Requirements:
Would it be possible to write out each entry below exactly, without the pictures?

Records for the exercise:

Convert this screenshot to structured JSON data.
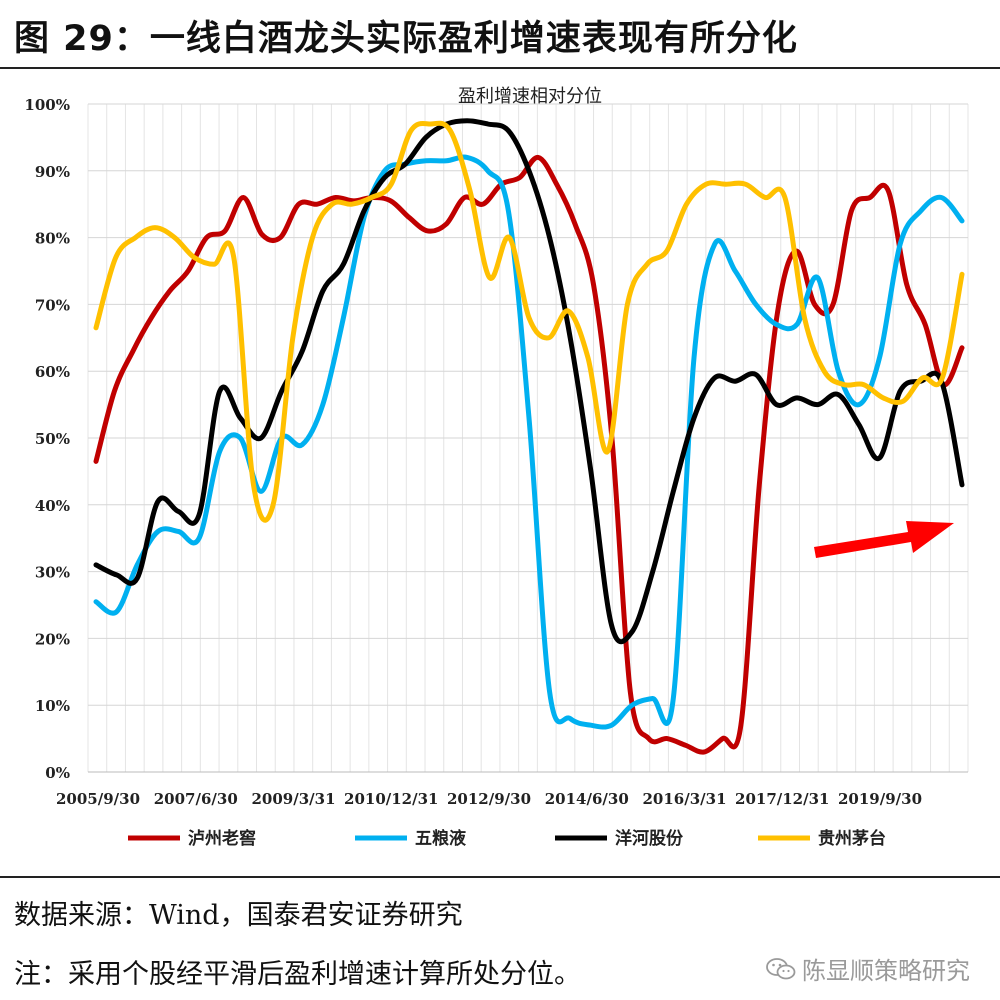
{
  "figure_title": "图 29：一线白酒龙头实际盈利增速表现有所分化",
  "source": "数据来源：Wind，国泰君安证券研究",
  "note": "注：采用个股经平滑后盈利增速计算所处分位。",
  "watermark": "陈显顺策略研究",
  "chart_data": {
    "type": "line",
    "title": "盈利增速相对分位",
    "x_tick_labels": [
      "2005/9/30",
      "2007/6/30",
      "2009/3/31",
      "2010/12/31",
      "2012/9/30",
      "2014/6/30",
      "2016/3/31",
      "2017/12/31",
      "2019/9/30"
    ],
    "y_tick_labels": [
      "0%",
      "10%",
      "20%",
      "30%",
      "40%",
      "50%",
      "60%",
      "70%",
      "80%",
      "90%",
      "100%"
    ],
    "ylim": [
      0,
      100
    ],
    "grid": true,
    "legend_position": "bottom",
    "annotation": "red arrow pointing right toward latest values",
    "series": [
      {
        "name": "泸州老窖",
        "color": "#c00000",
        "values": [
          46.5,
          57,
          63,
          68,
          72,
          75,
          80,
          81,
          86,
          80.5,
          80,
          85,
          85,
          86,
          85.5,
          86,
          85.5,
          83,
          81,
          82,
          86,
          85,
          88,
          89,
          92,
          88,
          82,
          73,
          50,
          12,
          5,
          5,
          4,
          3,
          5,
          7,
          43,
          69,
          78,
          70,
          70,
          84,
          86,
          87,
          73,
          67,
          58,
          63.5
        ]
      },
      {
        "name": "五粮液",
        "color": "#00b0f0",
        "values": [
          25.5,
          24,
          31,
          36,
          36,
          35,
          48,
          50,
          42,
          50,
          49,
          55,
          68,
          83,
          90,
          91,
          91.5,
          91.5,
          92,
          90,
          84,
          53,
          12,
          8,
          7,
          7,
          10,
          11,
          11,
          62,
          79,
          75,
          70,
          67,
          67,
          74,
          60,
          55,
          62,
          79,
          84,
          86,
          82.5
        ]
      },
      {
        "name": "洋河股份",
        "color": "#000000",
        "values": [
          31,
          29.5,
          29,
          40.5,
          39,
          38.5,
          57,
          53,
          50,
          57,
          63,
          72,
          76,
          84,
          89,
          91,
          95,
          97,
          97.5,
          97,
          96,
          90,
          80,
          65,
          45,
          22,
          21,
          30,
          42,
          53,
          59,
          58.5,
          59.5,
          55,
          56,
          55,
          56.5,
          52,
          47,
          57,
          58.5,
          58.5,
          43
        ]
      },
      {
        "name": "贵州茅台",
        "color": "#ffc000",
        "values": [
          66.5,
          77,
          80,
          81.5,
          80,
          77,
          76,
          77,
          43,
          40,
          65,
          80,
          85,
          85,
          86,
          88,
          96,
          97,
          96,
          87,
          74,
          80,
          68,
          65,
          69,
          62,
          48,
          70,
          76,
          78,
          85,
          88,
          88,
          88,
          86,
          86,
          68,
          60,
          58,
          58,
          56,
          55.5,
          59,
          59,
          74.5
        ]
      }
    ]
  }
}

The output:
Convert this screenshot to structured JSON data.
{
  "figure_title": "图 29：一线白酒龙头实际盈利增速表现有所分化",
  "source": "数据来源：Wind，国泰君安证券研究",
  "note": "注：采用个股经平滑后盈利增速计算所处分位。",
  "watermark": "陈显顺策略研究",
  "chart_data": {
    "type": "line",
    "title": "盈利增速相对分位",
    "x_tick_labels": [
      "2005/9/30",
      "2007/6/30",
      "2009/3/31",
      "2010/12/31",
      "2012/9/30",
      "2014/6/30",
      "2016/3/31",
      "2017/12/31",
      "2019/9/30"
    ],
    "y_tick_labels": [
      "0%",
      "10%",
      "20%",
      "30%",
      "40%",
      "50%",
      "60%",
      "70%",
      "80%",
      "90%",
      "100%"
    ],
    "ylim": [
      0,
      100
    ],
    "grid": true,
    "legend_position": "bottom",
    "annotation": "red arrow pointing right toward latest values",
    "series": [
      {
        "name": "泸州老窖",
        "color": "#c00000",
        "values": [
          46.5,
          57,
          63,
          68,
          72,
          75,
          80,
          81,
          86,
          80.5,
          80,
          85,
          85,
          86,
          85.5,
          86,
          85.5,
          83,
          81,
          82,
          86,
          85,
          88,
          89,
          92,
          88,
          82,
          73,
          50,
          12,
          5,
          5,
          4,
          3,
          5,
          7,
          43,
          69,
          78,
          70,
          70,
          84,
          86,
          87,
          73,
          67,
          58,
          63.5
        ]
      },
      {
        "name": "五粮液",
        "color": "#00b0f0",
        "values": [
          25.5,
          24,
          31,
          36,
          36,
          35,
          48,
          50,
          42,
          50,
          49,
          55,
          68,
          83,
          90,
          91,
          91.5,
          91.5,
          92,
          90,
          84,
          53,
          12,
          8,
          7,
          7,
          10,
          11,
          11,
          62,
          79,
          75,
          70,
          67,
          67,
          74,
          60,
          55,
          62,
          79,
          84,
          86,
          82.5
        ]
      },
      {
        "name": "洋河股份",
        "color": "#000000",
        "values": [
          31,
          29.5,
          29,
          40.5,
          39,
          38.5,
          57,
          53,
          50,
          57,
          63,
          72,
          76,
          84,
          89,
          91,
          95,
          97,
          97.5,
          97,
          96,
          90,
          80,
          65,
          45,
          22,
          21,
          30,
          42,
          53,
          59,
          58.5,
          59.5,
          55,
          56,
          55,
          56.5,
          52,
          47,
          57,
          58.5,
          58.5,
          43
        ]
      },
      {
        "name": "贵州茅台",
        "color": "#ffc000",
        "values": [
          66.5,
          77,
          80,
          81.5,
          80,
          77,
          76,
          77,
          43,
          40,
          65,
          80,
          85,
          85,
          86,
          88,
          96,
          97,
          96,
          87,
          74,
          80,
          68,
          65,
          69,
          62,
          48,
          70,
          76,
          78,
          85,
          88,
          88,
          88,
          86,
          86,
          68,
          60,
          58,
          58,
          56,
          55.5,
          59,
          59,
          74.5
        ]
      }
    ]
  }
}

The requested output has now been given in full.